YOUR OBJECTIVE:
Copy the rows below verbatim, from the one containing "What elements are" through the one containing "bar (70, 174, 208, 411)", including both of those rows.

(Annotated element rows)
+ + + +

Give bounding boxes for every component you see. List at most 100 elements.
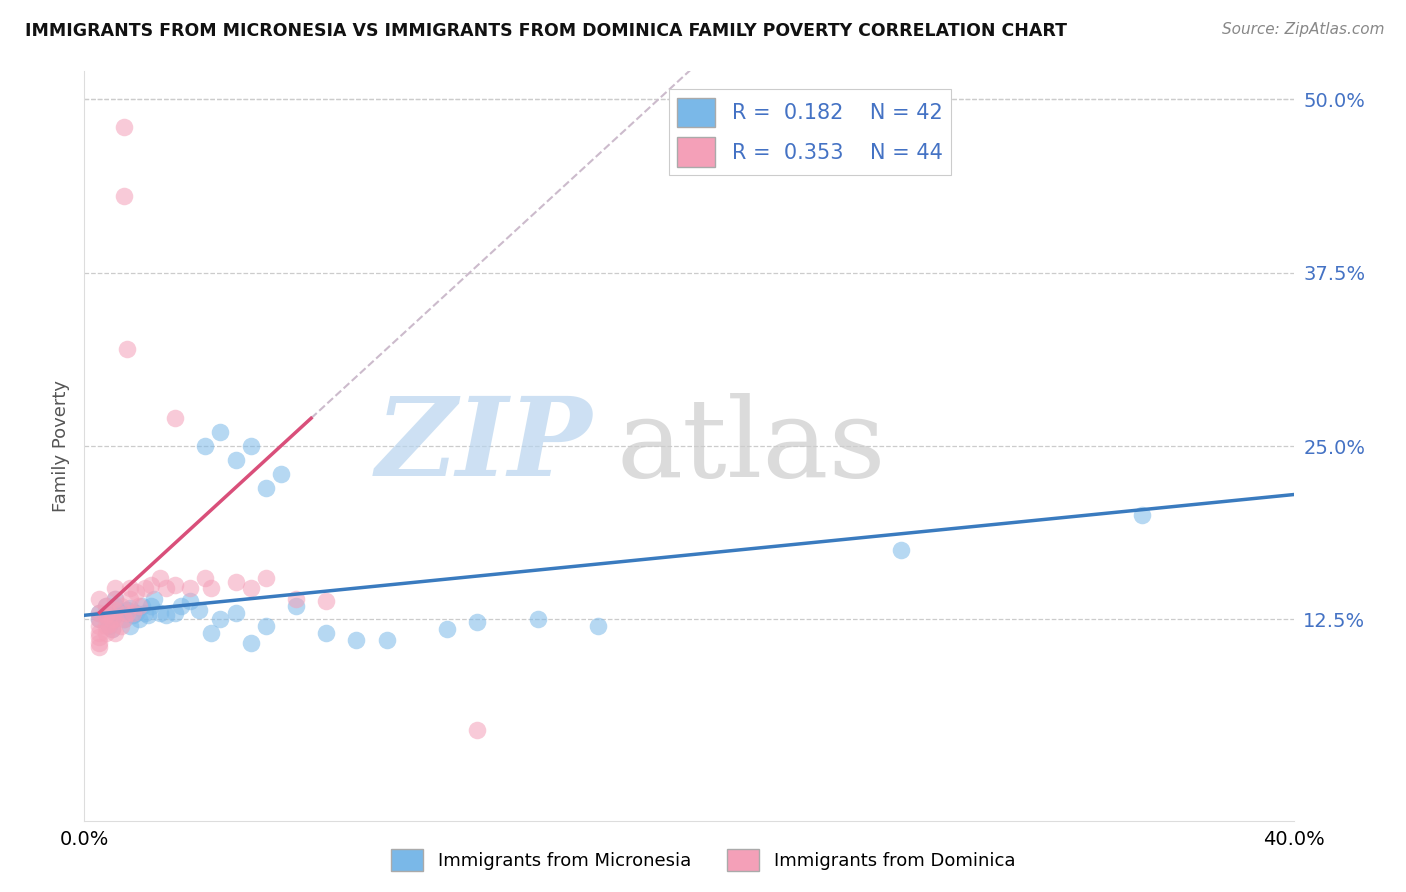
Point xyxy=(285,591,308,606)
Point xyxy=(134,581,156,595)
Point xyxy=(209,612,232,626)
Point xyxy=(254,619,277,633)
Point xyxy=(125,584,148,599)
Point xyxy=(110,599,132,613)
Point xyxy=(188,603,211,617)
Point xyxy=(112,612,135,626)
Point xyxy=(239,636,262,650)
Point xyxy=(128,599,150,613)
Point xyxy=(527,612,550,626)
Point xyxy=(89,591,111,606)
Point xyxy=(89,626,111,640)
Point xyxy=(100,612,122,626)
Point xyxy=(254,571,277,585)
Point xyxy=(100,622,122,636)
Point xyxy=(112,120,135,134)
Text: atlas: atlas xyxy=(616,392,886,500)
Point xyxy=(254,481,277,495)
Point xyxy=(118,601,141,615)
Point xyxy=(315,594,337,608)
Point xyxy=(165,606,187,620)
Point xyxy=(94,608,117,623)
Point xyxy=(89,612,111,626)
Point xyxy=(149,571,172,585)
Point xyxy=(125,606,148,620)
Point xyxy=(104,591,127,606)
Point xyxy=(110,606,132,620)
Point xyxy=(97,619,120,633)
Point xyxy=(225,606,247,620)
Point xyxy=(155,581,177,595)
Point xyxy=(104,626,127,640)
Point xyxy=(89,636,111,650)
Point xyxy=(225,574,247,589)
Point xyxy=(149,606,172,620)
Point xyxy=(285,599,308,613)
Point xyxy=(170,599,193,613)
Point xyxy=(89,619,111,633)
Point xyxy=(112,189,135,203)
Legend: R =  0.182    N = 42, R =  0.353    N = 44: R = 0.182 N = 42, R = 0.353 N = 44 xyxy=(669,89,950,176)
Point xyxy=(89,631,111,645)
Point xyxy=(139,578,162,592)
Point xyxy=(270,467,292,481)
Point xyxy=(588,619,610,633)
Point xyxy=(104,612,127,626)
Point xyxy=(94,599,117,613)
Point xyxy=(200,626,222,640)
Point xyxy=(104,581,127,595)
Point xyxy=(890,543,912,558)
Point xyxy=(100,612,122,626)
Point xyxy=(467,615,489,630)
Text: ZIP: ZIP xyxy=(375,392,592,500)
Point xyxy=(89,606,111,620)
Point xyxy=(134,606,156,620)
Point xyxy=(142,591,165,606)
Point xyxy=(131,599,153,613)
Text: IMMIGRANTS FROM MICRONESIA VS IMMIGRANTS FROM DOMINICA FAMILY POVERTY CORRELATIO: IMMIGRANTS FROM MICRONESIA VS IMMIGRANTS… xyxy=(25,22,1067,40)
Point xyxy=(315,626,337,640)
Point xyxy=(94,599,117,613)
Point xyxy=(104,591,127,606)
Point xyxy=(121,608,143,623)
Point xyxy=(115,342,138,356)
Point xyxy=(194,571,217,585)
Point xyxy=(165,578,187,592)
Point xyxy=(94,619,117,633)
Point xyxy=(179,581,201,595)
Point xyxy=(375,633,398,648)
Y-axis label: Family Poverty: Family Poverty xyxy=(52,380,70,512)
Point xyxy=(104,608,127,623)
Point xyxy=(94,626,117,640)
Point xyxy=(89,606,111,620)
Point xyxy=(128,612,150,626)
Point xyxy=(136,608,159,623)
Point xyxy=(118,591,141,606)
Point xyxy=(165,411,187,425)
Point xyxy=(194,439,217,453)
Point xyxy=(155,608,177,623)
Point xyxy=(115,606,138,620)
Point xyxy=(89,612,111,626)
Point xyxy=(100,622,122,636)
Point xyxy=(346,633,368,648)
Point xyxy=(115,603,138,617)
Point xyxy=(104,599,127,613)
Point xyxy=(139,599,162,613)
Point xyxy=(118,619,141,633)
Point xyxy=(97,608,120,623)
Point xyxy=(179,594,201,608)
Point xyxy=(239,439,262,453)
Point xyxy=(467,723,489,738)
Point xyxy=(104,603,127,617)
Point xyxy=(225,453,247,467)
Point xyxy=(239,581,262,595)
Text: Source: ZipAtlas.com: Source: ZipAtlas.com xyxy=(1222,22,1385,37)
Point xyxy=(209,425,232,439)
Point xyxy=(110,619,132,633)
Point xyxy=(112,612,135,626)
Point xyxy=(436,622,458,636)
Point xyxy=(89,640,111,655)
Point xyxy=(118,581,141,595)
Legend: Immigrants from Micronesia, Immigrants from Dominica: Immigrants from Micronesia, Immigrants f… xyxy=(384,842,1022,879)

+ + + +

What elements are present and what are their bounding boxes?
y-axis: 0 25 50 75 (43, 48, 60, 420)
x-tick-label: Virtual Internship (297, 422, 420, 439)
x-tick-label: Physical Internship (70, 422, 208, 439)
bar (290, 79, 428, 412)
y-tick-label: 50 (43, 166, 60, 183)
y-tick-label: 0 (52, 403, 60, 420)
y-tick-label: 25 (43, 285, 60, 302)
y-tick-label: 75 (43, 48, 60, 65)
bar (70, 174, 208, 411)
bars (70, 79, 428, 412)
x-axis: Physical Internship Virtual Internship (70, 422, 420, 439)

+ + + +

WORKED ANSWER:
What elements are present and what are their bounding boxes?
y-axis: 0 25 50 75 (43, 48, 60, 420)
x-tick-label: Virtual Internship (297, 422, 420, 439)
x-tick-label: Physical Internship (70, 422, 208, 439)
bar (290, 79, 428, 412)
y-tick-label: 50 (43, 166, 60, 183)
y-tick-label: 0 (52, 403, 60, 420)
y-tick-label: 25 (43, 285, 60, 302)
y-tick-label: 75 (43, 48, 60, 65)
bar (70, 174, 208, 411)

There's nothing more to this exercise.